## SET EXERCISE
Return the full material exactly.

## RECORDED DATA

========================

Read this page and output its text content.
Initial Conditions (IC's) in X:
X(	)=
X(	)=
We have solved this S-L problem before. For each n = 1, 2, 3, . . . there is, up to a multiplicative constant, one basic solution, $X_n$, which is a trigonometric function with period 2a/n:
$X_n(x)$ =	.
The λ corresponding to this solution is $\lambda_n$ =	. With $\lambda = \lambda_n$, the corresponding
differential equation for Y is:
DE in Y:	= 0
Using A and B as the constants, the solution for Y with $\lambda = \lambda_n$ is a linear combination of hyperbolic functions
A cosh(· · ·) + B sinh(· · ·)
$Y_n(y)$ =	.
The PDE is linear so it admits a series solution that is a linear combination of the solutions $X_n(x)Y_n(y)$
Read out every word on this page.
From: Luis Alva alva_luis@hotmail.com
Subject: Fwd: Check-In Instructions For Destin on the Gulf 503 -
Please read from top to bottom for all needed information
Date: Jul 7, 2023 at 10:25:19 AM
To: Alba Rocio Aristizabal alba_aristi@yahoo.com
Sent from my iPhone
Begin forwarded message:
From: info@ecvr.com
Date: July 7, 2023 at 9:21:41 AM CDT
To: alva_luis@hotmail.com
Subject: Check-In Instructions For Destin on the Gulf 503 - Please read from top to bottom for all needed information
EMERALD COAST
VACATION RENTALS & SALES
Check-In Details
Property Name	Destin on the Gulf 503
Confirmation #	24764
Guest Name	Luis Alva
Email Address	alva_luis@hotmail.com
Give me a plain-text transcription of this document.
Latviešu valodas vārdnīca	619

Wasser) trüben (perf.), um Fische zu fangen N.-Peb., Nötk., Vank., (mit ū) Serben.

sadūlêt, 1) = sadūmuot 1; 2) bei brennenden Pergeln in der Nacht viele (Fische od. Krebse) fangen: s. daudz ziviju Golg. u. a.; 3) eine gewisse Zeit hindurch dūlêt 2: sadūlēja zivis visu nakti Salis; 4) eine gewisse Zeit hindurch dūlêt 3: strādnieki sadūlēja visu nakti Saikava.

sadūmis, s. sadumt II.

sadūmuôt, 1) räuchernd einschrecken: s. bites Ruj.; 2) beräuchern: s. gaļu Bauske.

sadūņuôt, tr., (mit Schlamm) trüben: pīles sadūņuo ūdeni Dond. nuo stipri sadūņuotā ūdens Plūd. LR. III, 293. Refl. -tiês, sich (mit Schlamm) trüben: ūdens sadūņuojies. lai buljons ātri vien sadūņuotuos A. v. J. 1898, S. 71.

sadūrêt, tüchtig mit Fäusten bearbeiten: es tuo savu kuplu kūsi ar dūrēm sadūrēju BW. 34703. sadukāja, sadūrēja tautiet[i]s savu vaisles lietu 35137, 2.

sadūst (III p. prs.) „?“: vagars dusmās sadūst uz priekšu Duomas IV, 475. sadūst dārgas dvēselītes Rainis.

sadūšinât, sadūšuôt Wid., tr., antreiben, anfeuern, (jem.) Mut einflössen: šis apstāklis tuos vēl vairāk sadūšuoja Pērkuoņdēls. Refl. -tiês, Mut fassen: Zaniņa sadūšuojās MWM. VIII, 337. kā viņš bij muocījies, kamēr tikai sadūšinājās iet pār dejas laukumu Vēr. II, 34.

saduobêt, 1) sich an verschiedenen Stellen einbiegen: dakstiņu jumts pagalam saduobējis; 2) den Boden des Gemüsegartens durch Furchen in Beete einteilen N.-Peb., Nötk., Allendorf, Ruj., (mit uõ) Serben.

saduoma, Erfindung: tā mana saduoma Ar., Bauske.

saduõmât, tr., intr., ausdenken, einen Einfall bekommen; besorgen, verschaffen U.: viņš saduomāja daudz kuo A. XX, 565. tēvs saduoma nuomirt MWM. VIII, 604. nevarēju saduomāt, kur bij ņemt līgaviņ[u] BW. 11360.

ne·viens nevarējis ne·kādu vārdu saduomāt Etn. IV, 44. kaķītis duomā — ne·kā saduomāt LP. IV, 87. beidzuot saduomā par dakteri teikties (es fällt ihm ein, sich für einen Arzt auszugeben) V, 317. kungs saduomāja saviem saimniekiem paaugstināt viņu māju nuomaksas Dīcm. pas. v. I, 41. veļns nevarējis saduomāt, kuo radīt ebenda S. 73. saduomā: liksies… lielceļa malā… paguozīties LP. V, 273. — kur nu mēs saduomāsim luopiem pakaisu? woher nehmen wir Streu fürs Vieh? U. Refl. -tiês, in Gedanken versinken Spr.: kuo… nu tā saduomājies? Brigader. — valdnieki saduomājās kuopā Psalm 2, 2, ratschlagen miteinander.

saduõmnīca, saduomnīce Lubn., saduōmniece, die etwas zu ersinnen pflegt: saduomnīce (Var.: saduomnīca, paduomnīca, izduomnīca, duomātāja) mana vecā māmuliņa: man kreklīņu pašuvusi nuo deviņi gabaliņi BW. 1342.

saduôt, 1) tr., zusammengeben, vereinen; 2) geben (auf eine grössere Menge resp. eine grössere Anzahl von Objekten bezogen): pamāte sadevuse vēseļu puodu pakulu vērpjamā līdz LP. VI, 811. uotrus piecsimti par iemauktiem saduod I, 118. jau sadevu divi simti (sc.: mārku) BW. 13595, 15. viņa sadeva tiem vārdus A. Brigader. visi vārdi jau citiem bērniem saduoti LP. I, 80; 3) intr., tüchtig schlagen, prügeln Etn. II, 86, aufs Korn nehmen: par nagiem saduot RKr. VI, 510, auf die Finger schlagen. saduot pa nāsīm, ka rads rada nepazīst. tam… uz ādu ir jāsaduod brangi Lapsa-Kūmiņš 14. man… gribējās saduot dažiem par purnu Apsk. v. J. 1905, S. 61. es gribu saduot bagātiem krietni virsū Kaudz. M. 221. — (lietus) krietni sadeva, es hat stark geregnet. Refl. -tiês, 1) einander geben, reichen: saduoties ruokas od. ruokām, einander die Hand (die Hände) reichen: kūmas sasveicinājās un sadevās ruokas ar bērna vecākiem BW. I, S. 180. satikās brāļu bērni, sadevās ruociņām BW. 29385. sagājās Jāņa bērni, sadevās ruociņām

========================

## RESULT FOR THIS EXERCISE
Read this page and output its text content.
Initial Conditions (IC's) in X:
X(	)=
X(	)=
We have solved this S-L problem before. For each n = 1, 2, 3, . . . there is, up to a multiplicative constant, one basic solution, $X_n$, which is a trigonometric function with period 2a/n:
$X_n(x)$ =	.
The λ corresponding to this solution is $\lambda_n$ =	. With $\lambda = \lambda_n$, the corresponding
differential equation for Y is:
DE in Y:	= 0
Using A and B as the constants, the solution for Y with $\lambda = \lambda_n$ is a linear combination of hyperbolic functions
A cosh(· · ·) + B sinh(· · ·)
$Y_n(y)$ =	.
The PDE is linear so it admits a series solution that is a linear combination of the solutions $X_n(x)Y_n(y)$
Read out every word on this page.
From: Luis Alva alva_luis@hotmail.com
Subject: Fwd: Check-In Instructions For Destin on the Gulf 503 -
Please read from top to bottom for all needed information
Date: Jul 7, 2023 at 10:25:19 AM
To: Alba Rocio Aristizabal alba_aristi@yahoo.com
Sent from my iPhone
Begin forwarded message:
From: info@ecvr.com
Date: July 7, 2023 at 9:21:41 AM CDT
To: alva_luis@hotmail.com
Subject: Check-In Instructions For Destin on the Gulf 503 - Please read from top to bottom for all needed information
EMERALD COAST
VACATION RENTALS & SALES
Check-In Details
Property Name	Destin on the Gulf 503
Confirmation #	24764
Guest Name	Luis Alva
Email Address	alva_luis@hotmail.com
Give me a plain-text transcription of this document.
Latviešu valodas vārdnīca	619

Wasser) trüben (perf.), um Fische zu fangen N.-Peb., Nötk., Vank., (mit ū) Serben.

sadūlêt, 1) = sadūmuot 1; 2) bei brennenden Pergeln in der Nacht viele (Fische od. Krebse) fangen: s. daudz ziviju Golg. u. a.; 3) eine gewisse Zeit hindurch dūlêt 2: sadūlēja zivis visu nakti Salis; 4) eine gewisse Zeit hindurch dūlêt 3: strādnieki sadūlēja visu nakti Saikava.

sadūmis, s. sadumt II.

sadūmuôt, 1) räuchernd einschrecken: s. bites Ruj.; 2) beräuchern: s. gaļu Bauske.

sadūņuôt, tr., (mit Schlamm) trüben: pīles sadūņuo ūdeni Dond. nuo stipri sadūņuotā ūdens Plūd. LR. III, 293. Refl. -tiês, sich (mit Schlamm) trüben: ūdens sadūņuojies. lai buljons ātri vien sadūņuotuos A. v. J. 1898, S. 71.

sadūrêt, tüchtig mit Fäusten bearbeiten: es tuo savu kuplu kūsi ar dūrēm sadūrēju BW. 34703. sadukāja, sadūrēja tautiet[i]s savu vaisles lietu 35137, 2.

sadūst (III p. prs.) „?“: vagars dusmās sadūst uz priekšu Duomas IV, 475. sadūst dārgas dvēselītes Rainis.

sadūšinât, sadūšuôt Wid., tr., antreiben, anfeuern, (jem.) Mut einflössen: šis apstāklis tuos vēl vairāk sadūšuoja Pērkuoņdēls. Refl. -tiês, Mut fassen: Zaniņa sadūšuojās MWM. VIII, 337. kā viņš bij muocījies, kamēr tikai sadūšinājās iet pār dejas laukumu Vēr. II, 34.

saduobêt, 1) sich an verschiedenen Stellen einbiegen: dakstiņu jumts pagalam saduobējis; 2) den Boden des Gemüsegartens durch Furchen in Beete einteilen N.-Peb., Nötk., Allendorf, Ruj., (mit uõ) Serben.

saduoma, Erfindung: tā mana saduoma Ar., Bauske.

saduõmât, tr., intr., ausdenken, einen Einfall bekommen; besorgen, verschaffen U.: viņš saduomāja daudz kuo A. XX, 565. tēvs saduoma nuomirt MWM. VIII, 604. nevarēju saduomāt, kur bij ņemt līgaviņ[u] BW. 11360.

ne·viens nevarējis ne·kādu vārdu saduomāt Etn. IV, 44. kaķītis duomā — ne·kā saduomāt LP. IV, 87. beidzuot saduomā par dakteri teikties (es fällt ihm ein, sich für einen Arzt auszugeben) V, 317. kungs saduomāja saviem saimniekiem paaugstināt viņu māju nuomaksas Dīcm. pas. v. I, 41. veļns nevarējis saduomāt, kuo radīt ebenda S. 73. saduomā: liksies… lielceļa malā… paguozīties LP. V, 273. — kur nu mēs saduomāsim luopiem pakaisu? woher nehmen wir Streu fürs Vieh? U. Refl. -tiês, in Gedanken versinken Spr.: kuo… nu tā saduomājies? Brigader. — valdnieki saduomājās kuopā Psalm 2, 2, ratschlagen miteinander.

saduõmnīca, saduomnīce Lubn., saduōmniece, die etwas zu ersinnen pflegt: saduomnīce (Var.: saduomnīca, paduomnīca, izduomnīca, duomātāja) mana vecā māmuliņa: man kreklīņu pašuvusi nuo deviņi gabaliņi BW. 1342.

saduôt, 1) tr., zusammengeben, vereinen; 2) geben (auf eine grössere Menge resp. eine grössere Anzahl von Objekten bezogen): pamāte sadevuse vēseļu puodu pakulu vērpjamā līdz LP. VI, 811. uotrus piecsimti par iemauktiem saduod I, 118. jau sadevu divi simti (sc.: mārku) BW. 13595, 15. viņa sadeva tiem vārdus A. Brigader. visi vārdi jau citiem bērniem saduoti LP. I, 80; 3) intr., tüchtig schlagen, prügeln Etn. II, 86, aufs Korn nehmen: par nagiem saduot RKr. VI, 510, auf die Finger schlagen. saduot pa nāsīm, ka rads rada nepazīst. tam… uz ādu ir jāsaduod brangi Lapsa-Kūmiņš 14. man… gribējās saduot dažiem par purnu Apsk. v. J. 1905, S. 61. es gribu saduot bagātiem krietni virsū Kaudz. M. 221. — (lietus) krietni sadeva, es hat stark geregnet. Refl. -tiês, 1) einander geben, reichen: saduoties ruokas od. ruokām, einander die Hand (die Hände) reichen: kūmas sasveicinājās un sadevās ruokas ar bērna vecākiem BW. I, S. 180. satikās brāļu bērni, sadevās ruociņām BW. 29385. sagājās Jāņa bērni, sadevās ruociņām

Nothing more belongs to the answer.